> **Given exercise**:
Only lines with the word "администрации" are needed; collect each of them from the listing below.

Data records
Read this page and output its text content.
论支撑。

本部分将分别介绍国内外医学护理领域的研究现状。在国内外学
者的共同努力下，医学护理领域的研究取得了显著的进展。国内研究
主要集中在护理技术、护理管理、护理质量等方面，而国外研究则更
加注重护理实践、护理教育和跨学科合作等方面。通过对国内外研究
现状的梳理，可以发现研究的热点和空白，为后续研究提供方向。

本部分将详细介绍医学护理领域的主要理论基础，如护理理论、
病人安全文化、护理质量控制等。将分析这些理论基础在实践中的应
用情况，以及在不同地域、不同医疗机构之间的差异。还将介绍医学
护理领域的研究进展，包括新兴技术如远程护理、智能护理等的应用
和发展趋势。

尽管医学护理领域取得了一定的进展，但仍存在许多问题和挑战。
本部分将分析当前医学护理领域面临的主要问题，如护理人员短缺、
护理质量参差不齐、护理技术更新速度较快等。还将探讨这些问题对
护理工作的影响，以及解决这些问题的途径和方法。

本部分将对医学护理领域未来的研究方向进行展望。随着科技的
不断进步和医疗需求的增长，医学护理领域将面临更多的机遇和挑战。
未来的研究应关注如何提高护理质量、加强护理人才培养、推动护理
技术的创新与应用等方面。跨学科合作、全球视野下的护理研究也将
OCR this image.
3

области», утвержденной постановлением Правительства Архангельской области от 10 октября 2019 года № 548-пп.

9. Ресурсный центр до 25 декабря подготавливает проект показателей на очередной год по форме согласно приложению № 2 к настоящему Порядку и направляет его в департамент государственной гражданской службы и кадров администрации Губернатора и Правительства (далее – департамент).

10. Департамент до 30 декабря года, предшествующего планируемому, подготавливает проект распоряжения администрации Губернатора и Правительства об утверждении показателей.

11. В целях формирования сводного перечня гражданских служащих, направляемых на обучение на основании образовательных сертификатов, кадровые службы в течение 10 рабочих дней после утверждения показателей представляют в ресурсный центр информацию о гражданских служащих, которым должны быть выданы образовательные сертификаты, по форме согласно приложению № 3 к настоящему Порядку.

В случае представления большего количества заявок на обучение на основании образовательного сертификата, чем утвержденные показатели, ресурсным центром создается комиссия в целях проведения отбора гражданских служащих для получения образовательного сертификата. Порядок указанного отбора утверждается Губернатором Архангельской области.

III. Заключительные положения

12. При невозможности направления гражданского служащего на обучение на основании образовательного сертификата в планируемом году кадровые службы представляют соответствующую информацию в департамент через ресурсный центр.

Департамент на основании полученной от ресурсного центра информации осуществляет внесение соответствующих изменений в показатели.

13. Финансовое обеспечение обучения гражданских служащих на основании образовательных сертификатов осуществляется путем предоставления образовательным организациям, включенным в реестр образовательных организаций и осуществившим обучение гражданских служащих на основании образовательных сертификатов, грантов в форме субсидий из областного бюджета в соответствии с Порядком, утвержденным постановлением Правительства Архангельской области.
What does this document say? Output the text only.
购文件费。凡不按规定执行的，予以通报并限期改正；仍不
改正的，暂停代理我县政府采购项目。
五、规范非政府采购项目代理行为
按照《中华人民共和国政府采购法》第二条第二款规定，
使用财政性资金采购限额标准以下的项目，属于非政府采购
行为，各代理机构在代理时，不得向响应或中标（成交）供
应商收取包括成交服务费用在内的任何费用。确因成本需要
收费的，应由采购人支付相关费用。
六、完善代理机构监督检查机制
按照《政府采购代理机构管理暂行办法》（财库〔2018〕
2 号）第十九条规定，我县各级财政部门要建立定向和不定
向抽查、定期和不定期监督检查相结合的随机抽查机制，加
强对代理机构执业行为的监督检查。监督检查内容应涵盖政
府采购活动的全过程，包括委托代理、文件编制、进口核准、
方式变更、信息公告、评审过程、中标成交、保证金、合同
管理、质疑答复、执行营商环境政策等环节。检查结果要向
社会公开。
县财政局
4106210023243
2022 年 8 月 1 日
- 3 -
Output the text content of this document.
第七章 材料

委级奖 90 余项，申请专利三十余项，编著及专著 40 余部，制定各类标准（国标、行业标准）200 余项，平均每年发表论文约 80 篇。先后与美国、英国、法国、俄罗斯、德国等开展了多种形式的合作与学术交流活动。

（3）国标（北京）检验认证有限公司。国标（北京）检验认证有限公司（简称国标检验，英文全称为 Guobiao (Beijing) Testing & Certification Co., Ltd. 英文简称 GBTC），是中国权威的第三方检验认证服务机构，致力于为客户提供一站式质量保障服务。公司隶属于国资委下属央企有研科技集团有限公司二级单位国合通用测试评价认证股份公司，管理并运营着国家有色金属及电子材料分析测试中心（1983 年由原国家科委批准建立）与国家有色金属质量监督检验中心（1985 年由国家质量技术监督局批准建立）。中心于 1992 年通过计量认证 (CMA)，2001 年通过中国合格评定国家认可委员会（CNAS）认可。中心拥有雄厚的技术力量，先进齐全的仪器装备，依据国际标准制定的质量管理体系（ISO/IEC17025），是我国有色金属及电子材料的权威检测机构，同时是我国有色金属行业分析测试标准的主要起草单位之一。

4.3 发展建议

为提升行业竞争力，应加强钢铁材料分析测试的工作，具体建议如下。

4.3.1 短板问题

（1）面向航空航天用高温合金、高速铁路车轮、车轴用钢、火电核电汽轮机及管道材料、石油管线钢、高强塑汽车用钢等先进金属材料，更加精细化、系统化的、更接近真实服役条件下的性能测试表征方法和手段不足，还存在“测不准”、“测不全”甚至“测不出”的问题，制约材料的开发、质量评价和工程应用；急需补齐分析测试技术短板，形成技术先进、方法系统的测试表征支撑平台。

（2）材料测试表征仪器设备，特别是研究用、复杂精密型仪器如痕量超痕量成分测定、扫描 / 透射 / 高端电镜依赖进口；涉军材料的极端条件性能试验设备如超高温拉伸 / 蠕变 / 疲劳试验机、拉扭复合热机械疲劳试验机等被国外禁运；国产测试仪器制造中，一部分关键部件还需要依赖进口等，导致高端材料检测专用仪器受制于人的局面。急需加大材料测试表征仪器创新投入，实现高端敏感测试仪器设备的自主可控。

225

> **The output**:
9. Ресурсный центр до 25 декабря подготавливает проект показателей на очередной год по форме согласно приложению № 2 к настоящему Порядку и направляет его в департамент государственной гражданской службы и кадров администрации Губернатора и Правительства (далее – департамент).
10. Департамент до 30 декабря года, предшествующего планируемому, подготавливает проект распоряжения администрации Губернатора и Правительства об утверждении показателей.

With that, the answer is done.